====== Input rows

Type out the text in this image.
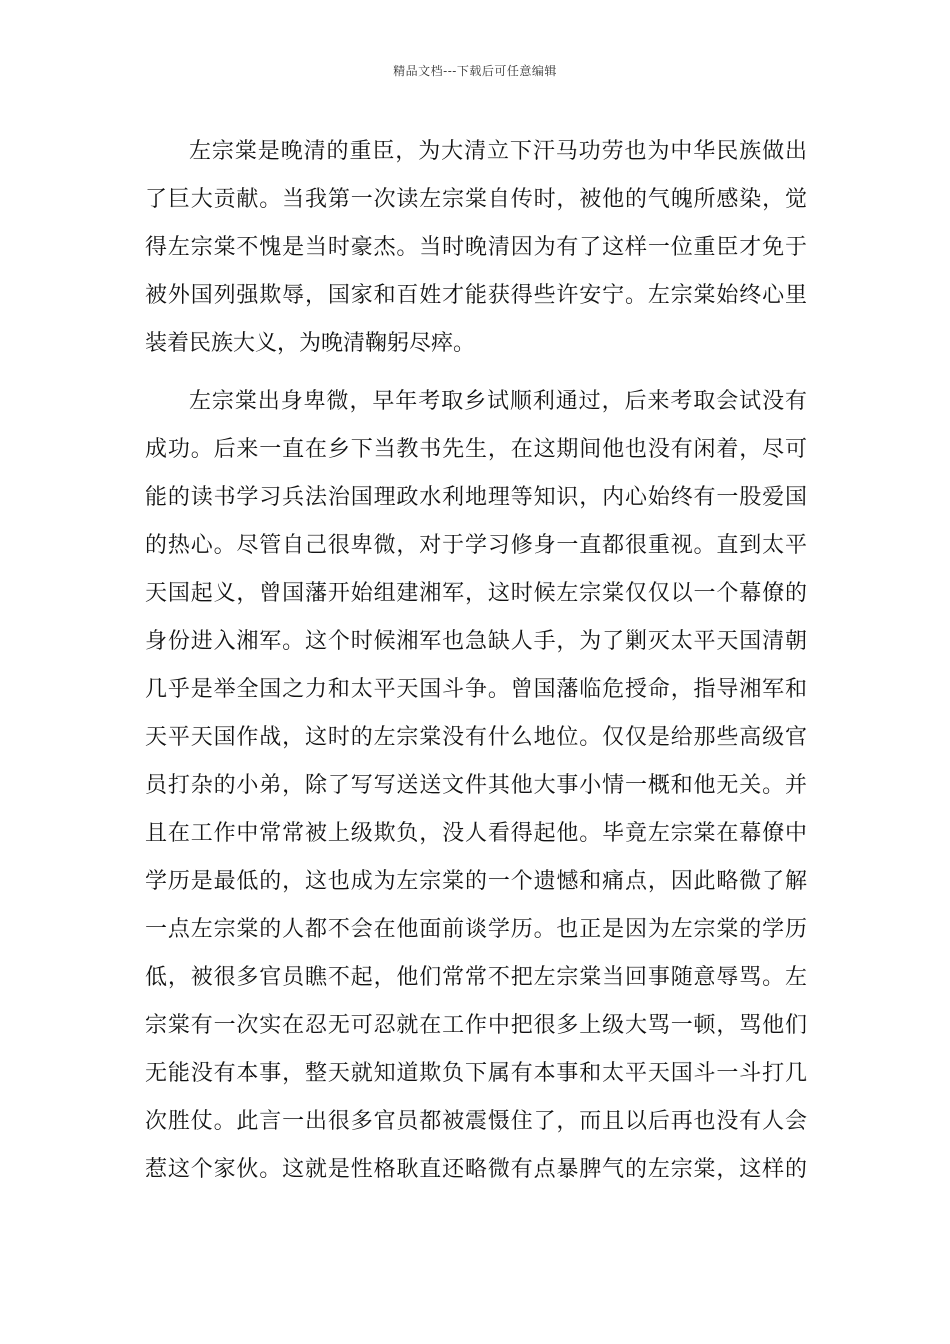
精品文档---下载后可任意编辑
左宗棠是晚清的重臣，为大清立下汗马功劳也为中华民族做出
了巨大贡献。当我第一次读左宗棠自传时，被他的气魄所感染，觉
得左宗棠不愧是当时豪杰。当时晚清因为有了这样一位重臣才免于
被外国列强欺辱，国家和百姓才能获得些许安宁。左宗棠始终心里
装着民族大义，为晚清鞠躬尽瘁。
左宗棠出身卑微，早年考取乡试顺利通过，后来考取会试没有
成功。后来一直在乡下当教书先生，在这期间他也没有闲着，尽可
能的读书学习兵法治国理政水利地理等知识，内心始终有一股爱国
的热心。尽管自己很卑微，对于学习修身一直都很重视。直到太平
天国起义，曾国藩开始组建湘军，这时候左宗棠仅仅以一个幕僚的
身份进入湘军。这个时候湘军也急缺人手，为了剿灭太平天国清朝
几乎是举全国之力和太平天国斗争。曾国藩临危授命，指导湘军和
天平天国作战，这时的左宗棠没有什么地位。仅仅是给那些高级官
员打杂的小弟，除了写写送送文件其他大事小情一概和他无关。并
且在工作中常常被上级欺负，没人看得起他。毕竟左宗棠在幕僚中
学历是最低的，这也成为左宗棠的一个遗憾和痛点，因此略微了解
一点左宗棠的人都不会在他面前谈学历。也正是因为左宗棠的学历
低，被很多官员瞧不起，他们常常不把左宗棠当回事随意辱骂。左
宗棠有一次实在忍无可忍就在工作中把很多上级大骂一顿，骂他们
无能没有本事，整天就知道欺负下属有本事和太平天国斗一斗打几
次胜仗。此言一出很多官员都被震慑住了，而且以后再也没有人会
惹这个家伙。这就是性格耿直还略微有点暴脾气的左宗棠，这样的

============

Work instructions: Leave every image out, and retype the material exactly.

Exercise result:
Type out the text in this image.
精品文档---下载后可任意编辑
左宗棠是晚清的重臣，为大清立下汗马功劳也为中华民族做出
了巨大贡献。当我第一次读左宗棠自传时，被他的气魄所感染，觉
得左宗棠不愧是当时豪杰。当时晚清因为有了这样一位重臣才免于
被外国列强欺辱，国家和百姓才能获得些许安宁。左宗棠始终心里
装着民族大义，为晚清鞠躬尽瘁。
左宗棠出身卑微，早年考取乡试顺利通过，后来考取会试没有
成功。后来一直在乡下当教书先生，在这期间他也没有闲着，尽可
能的读书学习兵法治国理政水利地理等知识，内心始终有一股爱国
的热心。尽管自己很卑微，对于学习修身一直都很重视。直到太平
天国起义，曾国藩开始组建湘军，这时候左宗棠仅仅以一个幕僚的
身份进入湘军。这个时候湘军也急缺人手，为了剿灭太平天国清朝
几乎是举全国之力和太平天国斗争。曾国藩临危授命，指导湘军和
天平天国作战，这时的左宗棠没有什么地位。仅仅是给那些高级官
员打杂的小弟，除了写写送送文件其他大事小情一概和他无关。并
且在工作中常常被上级欺负，没人看得起他。毕竟左宗棠在幕僚中
学历是最低的，这也成为左宗棠的一个遗憾和痛点，因此略微了解
一点左宗棠的人都不会在他面前谈学历。也正是因为左宗棠的学历
低，被很多官员瞧不起，他们常常不把左宗棠当回事随意辱骂。左
宗棠有一次实在忍无可忍就在工作中把很多上级大骂一顿，骂他们
无能没有本事，整天就知道欺负下属有本事和太平天国斗一斗打几
次胜仗。此言一出很多官员都被震慑住了，而且以后再也没有人会
惹这个家伙。这就是性格耿直还略微有点暴脾气的左宗棠，这样的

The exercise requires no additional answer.